# Your task
Where does the string "excellence" appear in the records? Copy every line that contains it.

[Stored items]
# # # # #
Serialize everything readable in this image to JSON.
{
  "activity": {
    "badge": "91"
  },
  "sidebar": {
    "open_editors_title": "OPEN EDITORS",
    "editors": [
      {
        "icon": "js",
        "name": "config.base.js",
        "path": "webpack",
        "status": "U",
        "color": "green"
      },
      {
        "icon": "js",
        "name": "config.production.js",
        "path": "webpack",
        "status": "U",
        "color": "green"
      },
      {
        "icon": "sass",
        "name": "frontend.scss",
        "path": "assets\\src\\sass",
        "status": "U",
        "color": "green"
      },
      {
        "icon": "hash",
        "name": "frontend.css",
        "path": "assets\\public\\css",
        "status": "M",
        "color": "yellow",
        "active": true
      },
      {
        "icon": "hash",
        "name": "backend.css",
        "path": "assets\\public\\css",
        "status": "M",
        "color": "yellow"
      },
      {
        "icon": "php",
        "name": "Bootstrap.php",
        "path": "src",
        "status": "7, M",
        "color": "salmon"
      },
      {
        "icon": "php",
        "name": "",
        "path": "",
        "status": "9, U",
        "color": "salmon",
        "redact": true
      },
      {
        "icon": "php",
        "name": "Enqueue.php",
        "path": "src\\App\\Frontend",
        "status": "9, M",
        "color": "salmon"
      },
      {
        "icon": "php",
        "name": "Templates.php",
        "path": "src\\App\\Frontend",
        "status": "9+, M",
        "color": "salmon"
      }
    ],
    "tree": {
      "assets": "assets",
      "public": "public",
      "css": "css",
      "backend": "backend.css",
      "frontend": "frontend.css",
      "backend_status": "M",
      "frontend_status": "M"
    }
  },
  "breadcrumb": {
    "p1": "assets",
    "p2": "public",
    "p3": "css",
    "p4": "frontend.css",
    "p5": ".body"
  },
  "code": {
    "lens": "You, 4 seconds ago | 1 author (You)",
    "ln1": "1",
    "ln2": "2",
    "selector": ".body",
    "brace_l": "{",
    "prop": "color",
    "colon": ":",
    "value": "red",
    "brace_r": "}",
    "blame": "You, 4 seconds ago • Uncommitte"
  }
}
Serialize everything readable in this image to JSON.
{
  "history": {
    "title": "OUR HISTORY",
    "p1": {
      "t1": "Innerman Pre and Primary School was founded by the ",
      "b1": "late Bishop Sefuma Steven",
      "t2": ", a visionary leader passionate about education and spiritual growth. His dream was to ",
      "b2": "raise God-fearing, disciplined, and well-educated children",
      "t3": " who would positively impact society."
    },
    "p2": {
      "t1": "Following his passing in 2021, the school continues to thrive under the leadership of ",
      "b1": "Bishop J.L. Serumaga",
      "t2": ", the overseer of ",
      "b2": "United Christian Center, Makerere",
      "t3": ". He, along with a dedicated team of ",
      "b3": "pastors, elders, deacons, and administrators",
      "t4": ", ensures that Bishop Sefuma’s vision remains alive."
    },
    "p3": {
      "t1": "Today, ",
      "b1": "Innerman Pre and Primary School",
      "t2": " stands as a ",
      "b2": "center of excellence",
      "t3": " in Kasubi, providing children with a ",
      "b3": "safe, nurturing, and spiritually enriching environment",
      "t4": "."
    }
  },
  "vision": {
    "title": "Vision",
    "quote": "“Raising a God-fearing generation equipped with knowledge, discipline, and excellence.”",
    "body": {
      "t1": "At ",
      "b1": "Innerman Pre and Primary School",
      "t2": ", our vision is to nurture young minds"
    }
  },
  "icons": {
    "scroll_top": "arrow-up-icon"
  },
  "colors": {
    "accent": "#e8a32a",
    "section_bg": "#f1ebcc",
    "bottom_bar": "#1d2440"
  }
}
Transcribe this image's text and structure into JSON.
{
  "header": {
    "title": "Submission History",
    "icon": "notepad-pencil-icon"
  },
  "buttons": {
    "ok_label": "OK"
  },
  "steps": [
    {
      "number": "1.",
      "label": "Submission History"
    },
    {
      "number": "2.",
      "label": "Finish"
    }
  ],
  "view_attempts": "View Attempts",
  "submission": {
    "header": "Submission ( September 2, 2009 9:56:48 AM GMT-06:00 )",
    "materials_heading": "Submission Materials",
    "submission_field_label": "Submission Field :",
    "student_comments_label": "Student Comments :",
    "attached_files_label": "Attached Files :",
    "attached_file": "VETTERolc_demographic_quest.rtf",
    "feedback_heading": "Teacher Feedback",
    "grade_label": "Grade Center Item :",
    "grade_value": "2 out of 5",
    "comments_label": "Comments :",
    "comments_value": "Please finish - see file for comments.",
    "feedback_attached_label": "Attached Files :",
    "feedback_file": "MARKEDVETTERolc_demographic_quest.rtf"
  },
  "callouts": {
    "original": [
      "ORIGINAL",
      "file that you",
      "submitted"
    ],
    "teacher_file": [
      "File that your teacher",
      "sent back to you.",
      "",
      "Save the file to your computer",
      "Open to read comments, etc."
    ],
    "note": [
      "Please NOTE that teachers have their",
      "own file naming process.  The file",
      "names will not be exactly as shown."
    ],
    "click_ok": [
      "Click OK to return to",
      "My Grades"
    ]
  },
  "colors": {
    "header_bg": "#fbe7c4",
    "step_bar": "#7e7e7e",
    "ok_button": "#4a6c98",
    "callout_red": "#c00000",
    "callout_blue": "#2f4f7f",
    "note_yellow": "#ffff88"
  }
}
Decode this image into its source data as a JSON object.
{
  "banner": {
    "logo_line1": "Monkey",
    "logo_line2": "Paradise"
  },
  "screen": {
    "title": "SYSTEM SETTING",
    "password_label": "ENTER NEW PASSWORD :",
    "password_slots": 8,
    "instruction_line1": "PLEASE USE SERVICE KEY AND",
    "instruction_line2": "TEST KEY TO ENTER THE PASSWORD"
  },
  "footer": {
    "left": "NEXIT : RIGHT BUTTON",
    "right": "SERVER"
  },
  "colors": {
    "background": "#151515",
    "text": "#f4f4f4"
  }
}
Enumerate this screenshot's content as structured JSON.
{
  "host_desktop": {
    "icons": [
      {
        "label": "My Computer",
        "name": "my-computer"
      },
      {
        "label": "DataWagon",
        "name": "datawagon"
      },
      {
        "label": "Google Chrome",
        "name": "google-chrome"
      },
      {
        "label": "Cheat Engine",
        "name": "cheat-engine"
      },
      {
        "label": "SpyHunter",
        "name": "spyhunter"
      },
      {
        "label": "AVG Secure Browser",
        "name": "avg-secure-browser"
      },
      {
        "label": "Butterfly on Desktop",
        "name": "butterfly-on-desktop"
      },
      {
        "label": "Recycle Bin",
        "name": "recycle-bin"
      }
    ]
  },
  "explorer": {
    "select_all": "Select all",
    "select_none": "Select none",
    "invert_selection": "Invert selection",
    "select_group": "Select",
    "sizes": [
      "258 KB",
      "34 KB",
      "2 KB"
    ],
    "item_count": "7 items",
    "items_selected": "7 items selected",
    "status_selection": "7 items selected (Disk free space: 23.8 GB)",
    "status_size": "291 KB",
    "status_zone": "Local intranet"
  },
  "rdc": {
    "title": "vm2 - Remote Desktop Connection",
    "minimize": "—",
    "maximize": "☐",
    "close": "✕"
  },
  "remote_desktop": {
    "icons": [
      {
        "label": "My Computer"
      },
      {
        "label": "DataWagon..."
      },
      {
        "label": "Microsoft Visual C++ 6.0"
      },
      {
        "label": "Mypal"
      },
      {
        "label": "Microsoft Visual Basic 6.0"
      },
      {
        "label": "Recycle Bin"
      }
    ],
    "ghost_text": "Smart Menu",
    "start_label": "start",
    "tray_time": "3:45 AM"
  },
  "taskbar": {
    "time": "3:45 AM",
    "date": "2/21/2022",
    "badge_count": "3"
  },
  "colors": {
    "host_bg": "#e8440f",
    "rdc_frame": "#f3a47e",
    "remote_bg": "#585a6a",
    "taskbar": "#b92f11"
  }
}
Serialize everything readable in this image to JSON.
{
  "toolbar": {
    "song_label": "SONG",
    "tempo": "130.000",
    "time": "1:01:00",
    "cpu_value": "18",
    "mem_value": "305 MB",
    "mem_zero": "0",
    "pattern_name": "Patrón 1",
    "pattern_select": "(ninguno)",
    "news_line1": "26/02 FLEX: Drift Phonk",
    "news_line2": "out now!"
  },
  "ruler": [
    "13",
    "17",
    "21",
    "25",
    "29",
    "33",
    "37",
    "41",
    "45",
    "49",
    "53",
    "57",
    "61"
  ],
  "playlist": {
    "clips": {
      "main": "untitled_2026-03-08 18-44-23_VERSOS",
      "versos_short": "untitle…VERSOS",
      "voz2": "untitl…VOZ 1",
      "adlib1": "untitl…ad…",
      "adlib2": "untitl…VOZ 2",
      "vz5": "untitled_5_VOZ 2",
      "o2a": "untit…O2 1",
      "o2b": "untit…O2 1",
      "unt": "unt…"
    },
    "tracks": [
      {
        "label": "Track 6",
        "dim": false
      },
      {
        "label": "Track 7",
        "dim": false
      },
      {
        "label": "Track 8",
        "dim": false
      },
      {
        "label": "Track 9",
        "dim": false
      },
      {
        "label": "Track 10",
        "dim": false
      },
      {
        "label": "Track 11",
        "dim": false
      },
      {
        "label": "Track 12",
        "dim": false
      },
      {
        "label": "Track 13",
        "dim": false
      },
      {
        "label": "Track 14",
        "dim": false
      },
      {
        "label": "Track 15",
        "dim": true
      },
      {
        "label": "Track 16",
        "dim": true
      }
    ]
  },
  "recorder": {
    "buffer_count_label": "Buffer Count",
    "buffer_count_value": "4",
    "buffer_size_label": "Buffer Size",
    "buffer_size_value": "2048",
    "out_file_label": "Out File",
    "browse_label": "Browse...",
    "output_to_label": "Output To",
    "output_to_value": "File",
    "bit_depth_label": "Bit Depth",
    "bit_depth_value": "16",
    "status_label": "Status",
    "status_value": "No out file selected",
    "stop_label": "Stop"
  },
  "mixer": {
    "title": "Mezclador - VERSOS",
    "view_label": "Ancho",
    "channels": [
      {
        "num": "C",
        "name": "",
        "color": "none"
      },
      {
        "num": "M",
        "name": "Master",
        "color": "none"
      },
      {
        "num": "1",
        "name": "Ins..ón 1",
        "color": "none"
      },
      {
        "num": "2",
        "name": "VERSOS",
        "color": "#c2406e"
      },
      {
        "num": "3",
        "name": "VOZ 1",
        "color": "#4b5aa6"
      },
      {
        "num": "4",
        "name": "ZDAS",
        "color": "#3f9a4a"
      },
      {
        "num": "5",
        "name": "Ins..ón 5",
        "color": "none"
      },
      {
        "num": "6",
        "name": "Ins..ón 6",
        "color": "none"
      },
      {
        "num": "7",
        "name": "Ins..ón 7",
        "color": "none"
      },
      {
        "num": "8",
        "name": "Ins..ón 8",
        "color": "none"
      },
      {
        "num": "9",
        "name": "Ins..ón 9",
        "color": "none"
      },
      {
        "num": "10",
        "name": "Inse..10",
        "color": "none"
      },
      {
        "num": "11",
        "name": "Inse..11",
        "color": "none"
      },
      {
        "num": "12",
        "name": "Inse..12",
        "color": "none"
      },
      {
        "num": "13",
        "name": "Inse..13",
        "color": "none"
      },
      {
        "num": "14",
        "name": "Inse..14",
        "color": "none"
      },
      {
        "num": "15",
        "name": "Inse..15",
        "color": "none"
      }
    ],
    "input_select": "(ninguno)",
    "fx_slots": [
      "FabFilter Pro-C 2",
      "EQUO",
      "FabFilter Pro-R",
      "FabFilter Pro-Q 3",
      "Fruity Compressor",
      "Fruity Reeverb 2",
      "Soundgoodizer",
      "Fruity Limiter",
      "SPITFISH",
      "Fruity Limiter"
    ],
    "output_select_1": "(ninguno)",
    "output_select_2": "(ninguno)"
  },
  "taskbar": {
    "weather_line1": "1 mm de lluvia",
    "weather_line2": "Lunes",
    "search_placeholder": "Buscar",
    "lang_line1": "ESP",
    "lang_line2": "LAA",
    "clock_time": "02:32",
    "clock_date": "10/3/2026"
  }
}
# # # # #
# Result for this task
      "b2": "center of excellence",
    "quote": "“Raising a God-fearing generation equipped with knowledge, discipline, and excellence.”",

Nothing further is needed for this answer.